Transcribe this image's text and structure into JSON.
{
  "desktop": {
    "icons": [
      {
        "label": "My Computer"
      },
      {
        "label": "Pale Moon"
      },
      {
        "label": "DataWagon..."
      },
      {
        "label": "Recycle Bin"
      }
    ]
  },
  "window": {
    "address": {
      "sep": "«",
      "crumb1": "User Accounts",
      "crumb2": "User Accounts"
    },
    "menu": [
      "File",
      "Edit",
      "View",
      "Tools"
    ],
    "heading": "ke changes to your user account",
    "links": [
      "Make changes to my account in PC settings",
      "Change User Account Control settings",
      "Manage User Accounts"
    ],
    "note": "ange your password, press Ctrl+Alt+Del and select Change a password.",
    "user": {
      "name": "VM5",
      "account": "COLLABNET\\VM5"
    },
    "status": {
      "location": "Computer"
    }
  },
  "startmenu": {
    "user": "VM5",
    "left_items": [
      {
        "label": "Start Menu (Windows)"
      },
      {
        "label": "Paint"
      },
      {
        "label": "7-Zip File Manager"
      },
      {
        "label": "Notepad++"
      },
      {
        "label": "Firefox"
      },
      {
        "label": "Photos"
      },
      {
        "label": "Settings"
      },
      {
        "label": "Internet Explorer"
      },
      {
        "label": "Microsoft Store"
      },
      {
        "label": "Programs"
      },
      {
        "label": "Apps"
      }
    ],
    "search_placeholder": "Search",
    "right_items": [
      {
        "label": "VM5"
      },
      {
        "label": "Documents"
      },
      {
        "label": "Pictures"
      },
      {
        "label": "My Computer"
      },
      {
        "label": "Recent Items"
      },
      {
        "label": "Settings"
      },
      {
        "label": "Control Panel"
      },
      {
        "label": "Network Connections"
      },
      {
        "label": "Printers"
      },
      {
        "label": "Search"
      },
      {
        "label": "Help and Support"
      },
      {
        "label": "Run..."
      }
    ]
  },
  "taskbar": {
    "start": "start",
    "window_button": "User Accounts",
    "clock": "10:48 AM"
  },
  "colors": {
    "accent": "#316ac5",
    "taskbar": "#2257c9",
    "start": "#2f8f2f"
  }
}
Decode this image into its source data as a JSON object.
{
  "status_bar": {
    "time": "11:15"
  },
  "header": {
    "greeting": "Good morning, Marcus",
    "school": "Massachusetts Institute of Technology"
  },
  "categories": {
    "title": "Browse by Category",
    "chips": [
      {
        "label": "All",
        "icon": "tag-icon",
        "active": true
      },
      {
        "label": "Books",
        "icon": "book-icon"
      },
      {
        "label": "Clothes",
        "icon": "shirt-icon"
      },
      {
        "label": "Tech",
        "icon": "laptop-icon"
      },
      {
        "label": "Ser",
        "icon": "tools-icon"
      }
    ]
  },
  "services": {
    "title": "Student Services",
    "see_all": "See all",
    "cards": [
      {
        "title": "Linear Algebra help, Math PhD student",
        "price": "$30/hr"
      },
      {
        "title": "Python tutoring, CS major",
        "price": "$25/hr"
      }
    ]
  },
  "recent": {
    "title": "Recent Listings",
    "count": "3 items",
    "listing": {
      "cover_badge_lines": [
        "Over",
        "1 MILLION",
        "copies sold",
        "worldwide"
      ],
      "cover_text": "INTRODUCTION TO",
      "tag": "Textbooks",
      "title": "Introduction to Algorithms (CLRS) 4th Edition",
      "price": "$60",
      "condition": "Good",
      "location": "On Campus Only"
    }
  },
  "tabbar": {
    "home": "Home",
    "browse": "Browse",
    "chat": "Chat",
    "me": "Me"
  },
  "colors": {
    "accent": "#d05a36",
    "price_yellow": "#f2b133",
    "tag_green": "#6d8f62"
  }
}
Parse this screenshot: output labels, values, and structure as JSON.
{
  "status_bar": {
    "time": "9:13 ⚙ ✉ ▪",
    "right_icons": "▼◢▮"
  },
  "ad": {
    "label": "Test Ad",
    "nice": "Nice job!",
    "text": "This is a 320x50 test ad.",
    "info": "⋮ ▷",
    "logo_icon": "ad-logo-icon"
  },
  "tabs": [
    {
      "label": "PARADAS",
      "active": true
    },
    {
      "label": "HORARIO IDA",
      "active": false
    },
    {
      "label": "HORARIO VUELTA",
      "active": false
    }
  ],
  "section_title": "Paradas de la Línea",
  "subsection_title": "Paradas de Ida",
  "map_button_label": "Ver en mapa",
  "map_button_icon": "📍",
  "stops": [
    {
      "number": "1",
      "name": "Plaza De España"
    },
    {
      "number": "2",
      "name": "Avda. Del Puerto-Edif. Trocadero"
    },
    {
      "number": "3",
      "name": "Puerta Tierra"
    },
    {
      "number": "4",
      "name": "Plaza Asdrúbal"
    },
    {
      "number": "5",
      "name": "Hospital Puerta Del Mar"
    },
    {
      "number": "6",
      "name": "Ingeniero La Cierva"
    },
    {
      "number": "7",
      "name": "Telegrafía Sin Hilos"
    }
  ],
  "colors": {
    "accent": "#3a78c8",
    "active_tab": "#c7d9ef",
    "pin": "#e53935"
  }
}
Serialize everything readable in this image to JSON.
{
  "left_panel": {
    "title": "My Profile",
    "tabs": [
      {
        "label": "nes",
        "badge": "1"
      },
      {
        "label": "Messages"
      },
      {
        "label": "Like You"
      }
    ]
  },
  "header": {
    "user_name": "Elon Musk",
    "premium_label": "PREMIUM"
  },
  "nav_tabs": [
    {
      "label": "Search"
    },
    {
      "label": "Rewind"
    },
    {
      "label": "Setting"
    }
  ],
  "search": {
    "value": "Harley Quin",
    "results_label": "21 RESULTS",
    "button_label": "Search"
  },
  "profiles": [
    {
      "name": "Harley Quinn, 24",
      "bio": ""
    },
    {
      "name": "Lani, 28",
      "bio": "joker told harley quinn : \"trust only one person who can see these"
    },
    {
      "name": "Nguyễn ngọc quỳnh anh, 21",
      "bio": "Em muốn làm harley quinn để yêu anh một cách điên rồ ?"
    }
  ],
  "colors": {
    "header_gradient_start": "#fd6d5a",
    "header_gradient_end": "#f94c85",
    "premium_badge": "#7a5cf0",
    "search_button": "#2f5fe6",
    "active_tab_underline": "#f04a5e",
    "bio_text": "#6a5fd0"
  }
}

= = = = =

Type out the full listing again, exactly as given.

▶ _EXERCISE RESULT_:
Transcribe this image's text and structure into JSON.
{
  "desktop": {
    "icons": [
      {
        "label": "My Computer"
      },
      {
        "label": "Pale Moon"
      },
      {
        "label": "DataWagon..."
      },
      {
        "label": "Recycle Bin"
      }
    ]
  },
  "window": {
    "address": {
      "sep": "«",
      "crumb1": "User Accounts",
      "crumb2": "User Accounts"
    },
    "menu": [
      "File",
      "Edit",
      "View",
      "Tools"
    ],
    "heading": "ke changes to your user account",
    "links": [
      "Make changes to my account in PC settings",
      "Change User Account Control settings",
      "Manage User Accounts"
    ],
    "note": "ange your password, press Ctrl+Alt+Del and select Change a password.",
    "user": {
      "name": "VM5",
      "account": "COLLABNET\\VM5"
    },
    "status": {
      "location": "Computer"
    }
  },
  "startmenu": {
    "user": "VM5",
    "left_items": [
      {
        "label": "Start Menu (Windows)"
      },
      {
        "label": "Paint"
      },
      {
        "label": "7-Zip File Manager"
      },
      {
        "label": "Notepad++"
      },
      {
        "label": "Firefox"
      },
      {
        "label": "Photos"
      },
      {
        "label": "Settings"
      },
      {
        "label": "Internet Explorer"
      },
      {
        "label": "Microsoft Store"
      },
      {
        "label": "Programs"
      },
      {
        "label": "Apps"
      }
    ],
    "search_placeholder": "Search",
    "right_items": [
      {
        "label": "VM5"
      },
      {
        "label": "Documents"
      },
      {
        "label": "Pictures"
      },
      {
        "label": "My Computer"
      },
      {
        "label": "Recent Items"
      },
      {
        "label": "Settings"
      },
      {
        "label": "Control Panel"
      },
      {
        "label": "Network Connections"
      },
      {
        "label": "Printers"
      },
      {
        "label": "Search"
      },
      {
        "label": "Help and Support"
      },
      {
        "label": "Run..."
      }
    ]
  },
  "taskbar": {
    "start": "start",
    "window_button": "User Accounts",
    "clock": "10:48 AM"
  },
  "colors": {
    "accent": "#316ac5",
    "taskbar": "#2257c9",
    "start": "#2f8f2f"
  }
}
Decode this image into its source data as a JSON object.
{
  "status_bar": {
    "time": "11:15"
  },
  "header": {
    "greeting": "Good morning, Marcus",
    "school": "Massachusetts Institute of Technology"
  },
  "categories": {
    "title": "Browse by Category",
    "chips": [
      {
        "label": "All",
        "icon": "tag-icon",
        "active": true
      },
      {
        "label": "Books",
        "icon": "book-icon"
      },
      {
        "label": "Clothes",
        "icon": "shirt-icon"
      },
      {
        "label": "Tech",
        "icon": "laptop-icon"
      },
      {
        "label": "Ser",
        "icon": "tools-icon"
      }
    ]
  },
  "services": {
    "title": "Student Services",
    "see_all": "See all",
    "cards": [
      {
        "title": "Linear Algebra help, Math PhD student",
        "price": "$30/hr"
      },
      {
        "title": "Python tutoring, CS major",
        "price": "$25/hr"
      }
    ]
  },
  "recent": {
    "title": "Recent Listings",
    "count": "3 items",
    "listing": {
      "cover_badge_lines": [
        "Over",
        "1 MILLION",
        "copies sold",
        "worldwide"
      ],
      "cover_text": "INTRODUCTION TO",
      "tag": "Textbooks",
      "title": "Introduction to Algorithms (CLRS) 4th Edition",
      "price": "$60",
      "condition": "Good",
      "location": "On Campus Only"
    }
  },
  "tabbar": {
    "home": "Home",
    "browse": "Browse",
    "chat": "Chat",
    "me": "Me"
  },
  "colors": {
    "accent": "#d05a36",
    "price_yellow": "#f2b133",
    "tag_green": "#6d8f62"
  }
}
Parse this screenshot: output labels, values, and structure as JSON.
{
  "status_bar": {
    "time": "9:13 ⚙ ✉ ▪",
    "right_icons": "▼◢▮"
  },
  "ad": {
    "label": "Test Ad",
    "nice": "Nice job!",
    "text": "This is a 320x50 test ad.",
    "info": "⋮ ▷",
    "logo_icon": "ad-logo-icon"
  },
  "tabs": [
    {
      "label": "PARADAS",
      "active": true
    },
    {
      "label": "HORARIO IDA",
      "active": false
    },
    {
      "label": "HORARIO VUELTA",
      "active": false
    }
  ],
  "section_title": "Paradas de la Línea",
  "subsection_title": "Paradas de Ida",
  "map_button_label": "Ver en mapa",
  "map_button_icon": "📍",
  "stops": [
    {
      "number": "1",
      "name": "Plaza De España"
    },
    {
      "number": "2",
      "name": "Avda. Del Puerto-Edif. Trocadero"
    },
    {
      "number": "3",
      "name": "Puerta Tierra"
    },
    {
      "number": "4",
      "name": "Plaza Asdrúbal"
    },
    {
      "number": "5",
      "name": "Hospital Puerta Del Mar"
    },
    {
      "number": "6",
      "name": "Ingeniero La Cierva"
    },
    {
      "number": "7",
      "name": "Telegrafía Sin Hilos"
    }
  ],
  "colors": {
    "accent": "#3a78c8",
    "active_tab": "#c7d9ef",
    "pin": "#e53935"
  }
}
Serialize everything readable in this image to JSON.
{
  "left_panel": {
    "title": "My Profile",
    "tabs": [
      {
        "label": "nes",
        "badge": "1"
      },
      {
        "label": "Messages"
      },
      {
        "label": "Like You"
      }
    ]
  },
  "header": {
    "user_name": "Elon Musk",
    "premium_label": "PREMIUM"
  },
  "nav_tabs": [
    {
      "label": "Search"
    },
    {
      "label": "Rewind"
    },
    {
      "label": "Setting"
    }
  ],
  "search": {
    "value": "Harley Quin",
    "results_label": "21 RESULTS",
    "button_label": "Search"
  },
  "profiles": [
    {
      "name": "Harley Quinn, 24",
      "bio": ""
    },
    {
      "name": "Lani, 28",
      "bio": "joker told harley quinn : \"trust only one person who can see these"
    },
    {
      "name": "Nguyễn ngọc quỳnh anh, 21",
      "bio": "Em muốn làm harley quinn để yêu anh một cách điên rồ ?"
    }
  ],
  "colors": {
    "header_gradient_start": "#fd6d5a",
    "header_gradient_end": "#f94c85",
    "premium_badge": "#7a5cf0",
    "search_button": "#2f5fe6",
    "active_tab_underline": "#f04a5e",
    "bio_text": "#6a5fd0"
  }
}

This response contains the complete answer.